** start Task data **

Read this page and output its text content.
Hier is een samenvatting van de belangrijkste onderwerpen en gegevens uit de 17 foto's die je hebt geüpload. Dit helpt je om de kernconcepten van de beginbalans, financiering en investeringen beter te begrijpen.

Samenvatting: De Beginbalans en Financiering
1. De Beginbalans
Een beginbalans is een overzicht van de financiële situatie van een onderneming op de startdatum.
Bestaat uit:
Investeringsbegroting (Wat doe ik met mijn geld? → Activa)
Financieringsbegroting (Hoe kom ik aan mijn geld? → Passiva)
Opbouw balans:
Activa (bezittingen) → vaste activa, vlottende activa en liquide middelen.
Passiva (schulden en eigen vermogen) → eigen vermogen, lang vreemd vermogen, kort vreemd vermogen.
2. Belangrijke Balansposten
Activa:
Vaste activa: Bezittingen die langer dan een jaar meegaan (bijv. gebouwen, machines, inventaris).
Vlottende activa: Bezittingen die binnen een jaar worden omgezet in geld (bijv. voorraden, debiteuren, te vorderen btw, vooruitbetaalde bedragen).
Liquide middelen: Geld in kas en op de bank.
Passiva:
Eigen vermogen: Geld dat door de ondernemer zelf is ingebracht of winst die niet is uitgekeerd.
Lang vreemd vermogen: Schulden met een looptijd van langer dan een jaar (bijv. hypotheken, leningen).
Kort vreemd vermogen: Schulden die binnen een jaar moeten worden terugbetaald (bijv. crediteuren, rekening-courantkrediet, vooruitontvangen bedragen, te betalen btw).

** end Task data **
** start Task data **

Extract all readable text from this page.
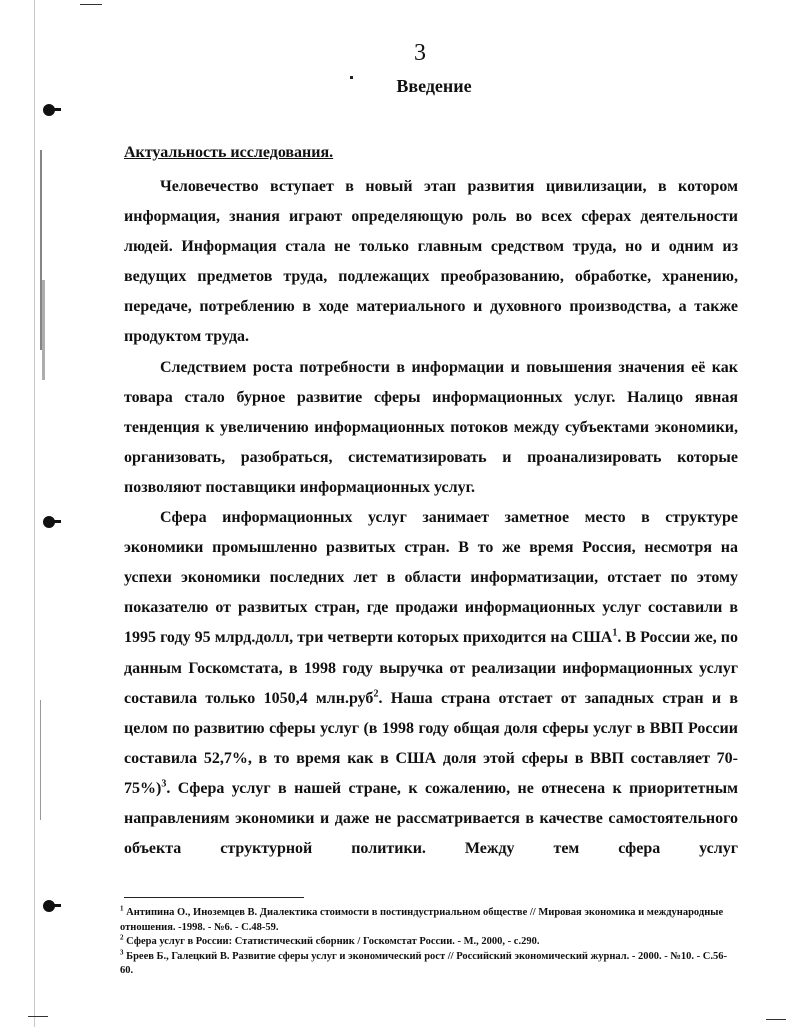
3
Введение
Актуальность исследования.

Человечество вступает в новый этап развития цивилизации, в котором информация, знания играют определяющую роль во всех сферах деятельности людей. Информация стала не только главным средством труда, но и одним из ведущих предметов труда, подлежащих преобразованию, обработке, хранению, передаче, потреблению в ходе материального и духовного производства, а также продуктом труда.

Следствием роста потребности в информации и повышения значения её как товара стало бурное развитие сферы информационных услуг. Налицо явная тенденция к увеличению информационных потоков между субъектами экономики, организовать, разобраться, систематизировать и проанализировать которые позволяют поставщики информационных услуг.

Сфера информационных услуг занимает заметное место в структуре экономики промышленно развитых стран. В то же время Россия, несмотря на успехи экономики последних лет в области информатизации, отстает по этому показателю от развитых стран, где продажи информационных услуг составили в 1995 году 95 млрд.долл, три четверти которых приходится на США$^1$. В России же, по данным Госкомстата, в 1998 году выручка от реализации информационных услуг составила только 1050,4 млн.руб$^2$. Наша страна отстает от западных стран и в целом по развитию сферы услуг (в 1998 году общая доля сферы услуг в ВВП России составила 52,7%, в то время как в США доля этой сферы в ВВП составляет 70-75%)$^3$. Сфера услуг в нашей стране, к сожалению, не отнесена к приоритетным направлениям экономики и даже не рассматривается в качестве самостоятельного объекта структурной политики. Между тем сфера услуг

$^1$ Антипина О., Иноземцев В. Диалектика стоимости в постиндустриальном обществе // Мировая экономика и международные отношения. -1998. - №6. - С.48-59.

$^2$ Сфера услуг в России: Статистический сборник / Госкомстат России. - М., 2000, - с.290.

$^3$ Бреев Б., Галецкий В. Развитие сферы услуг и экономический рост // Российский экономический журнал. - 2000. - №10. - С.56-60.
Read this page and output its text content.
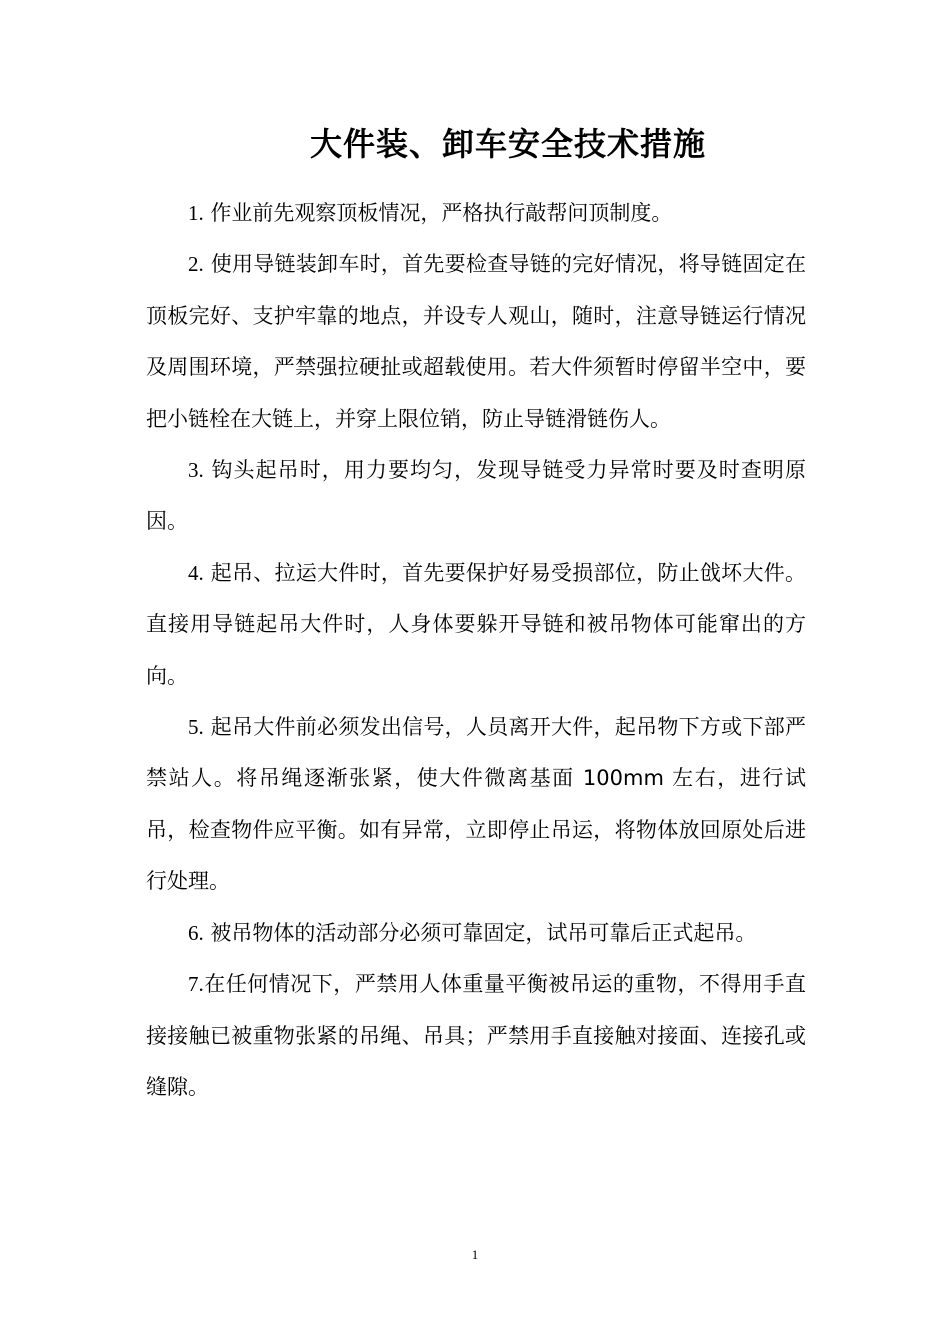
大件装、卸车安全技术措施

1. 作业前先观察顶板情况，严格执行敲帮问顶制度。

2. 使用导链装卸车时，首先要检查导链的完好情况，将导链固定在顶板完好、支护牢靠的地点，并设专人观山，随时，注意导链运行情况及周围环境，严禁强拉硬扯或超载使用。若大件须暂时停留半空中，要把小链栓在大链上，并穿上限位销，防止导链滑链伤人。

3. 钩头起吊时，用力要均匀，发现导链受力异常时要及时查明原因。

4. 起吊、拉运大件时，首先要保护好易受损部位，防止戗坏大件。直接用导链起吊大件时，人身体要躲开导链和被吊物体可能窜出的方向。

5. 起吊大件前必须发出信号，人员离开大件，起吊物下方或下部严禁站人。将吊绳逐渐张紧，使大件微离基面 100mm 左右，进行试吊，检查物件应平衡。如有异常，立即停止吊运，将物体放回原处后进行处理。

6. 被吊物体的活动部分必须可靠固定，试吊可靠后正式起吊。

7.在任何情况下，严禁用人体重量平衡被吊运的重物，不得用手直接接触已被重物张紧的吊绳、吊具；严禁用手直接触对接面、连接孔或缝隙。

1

** end Task data **

### Goal of the exercise
From the listing above, copy every line that includes the word "vermogen".

### Solved exercise
Passiva (schulden en eigen vermogen) → eigen vermogen, lang vreemd vermogen, kort vreemd vermogen.
Eigen vermogen: Geld dat door de ondernemer zelf is ingebracht of winst die niet is uitgekeerd.
Lang vreemd vermogen: Schulden met een looptijd van langer dan een jaar (bijv. hypotheken, leningen).
Kort vreemd vermogen: Schulden die binnen een jaar moeten worden terugbetaald (bijv. crediteuren, rekening-courantkrediet, vooruitontvangen bedragen, te betalen btw).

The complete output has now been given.